┌─ Given records
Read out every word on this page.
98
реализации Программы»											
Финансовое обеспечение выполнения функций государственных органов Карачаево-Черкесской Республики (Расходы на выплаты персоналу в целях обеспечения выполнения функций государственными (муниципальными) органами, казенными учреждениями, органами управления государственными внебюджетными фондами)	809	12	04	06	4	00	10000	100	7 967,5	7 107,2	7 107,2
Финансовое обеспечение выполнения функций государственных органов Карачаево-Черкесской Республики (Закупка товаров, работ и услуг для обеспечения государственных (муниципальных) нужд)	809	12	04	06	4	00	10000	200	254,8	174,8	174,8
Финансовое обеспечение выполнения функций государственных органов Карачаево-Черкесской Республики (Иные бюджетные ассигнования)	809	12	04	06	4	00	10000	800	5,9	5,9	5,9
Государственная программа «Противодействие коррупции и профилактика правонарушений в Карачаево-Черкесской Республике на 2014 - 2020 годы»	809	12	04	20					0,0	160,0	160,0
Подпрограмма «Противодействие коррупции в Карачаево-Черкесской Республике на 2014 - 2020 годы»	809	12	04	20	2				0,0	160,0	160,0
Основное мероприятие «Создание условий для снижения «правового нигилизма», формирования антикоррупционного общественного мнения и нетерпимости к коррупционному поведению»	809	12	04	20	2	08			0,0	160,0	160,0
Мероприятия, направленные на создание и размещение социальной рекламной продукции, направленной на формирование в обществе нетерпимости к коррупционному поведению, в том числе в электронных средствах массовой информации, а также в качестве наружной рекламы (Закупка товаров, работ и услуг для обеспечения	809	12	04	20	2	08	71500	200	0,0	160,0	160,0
└─
Exercise details.
All of the data needs to be reproduced exactly, with no line missing.

Result for this exercise.
Read out every word on this page.
98
реализации Программы»											
Финансовое обеспечение выполнения функций государственных органов Карачаево-Черкесской Республики (Расходы на выплаты персоналу в целях обеспечения выполнения функций государственными (муниципальными) органами, казенными учреждениями, органами управления государственными внебюджетными фондами)	809	12	04	06	4	00	10000	100	7 967,5	7 107,2	7 107,2
Финансовое обеспечение выполнения функций государственных органов Карачаево-Черкесской Республики (Закупка товаров, работ и услуг для обеспечения государственных (муниципальных) нужд)	809	12	04	06	4	00	10000	200	254,8	174,8	174,8
Финансовое обеспечение выполнения функций государственных органов Карачаево-Черкесской Республики (Иные бюджетные ассигнования)	809	12	04	06	4	00	10000	800	5,9	5,9	5,9
Государственная программа «Противодействие коррупции и профилактика правонарушений в Карачаево-Черкесской Республике на 2014 - 2020 годы»	809	12	04	20					0,0	160,0	160,0
Подпрограмма «Противодействие коррупции в Карачаево-Черкесской Республике на 2014 - 2020 годы»	809	12	04	20	2				0,0	160,0	160,0
Основное мероприятие «Создание условий для снижения «правового нигилизма», формирования антикоррупционного общественного мнения и нетерпимости к коррупционному поведению»	809	12	04	20	2	08			0,0	160,0	160,0
Мероприятия, направленные на создание и размещение социальной рекламной продукции, направленной на формирование в обществе нетерпимости к коррупционному поведению, в том числе в электронных средствах массовой информации, а также в качестве наружной рекламы (Закупка товаров, работ и услуг для обеспечения	809	12	04	20	2	08	71500	200	0,0	160,0	160,0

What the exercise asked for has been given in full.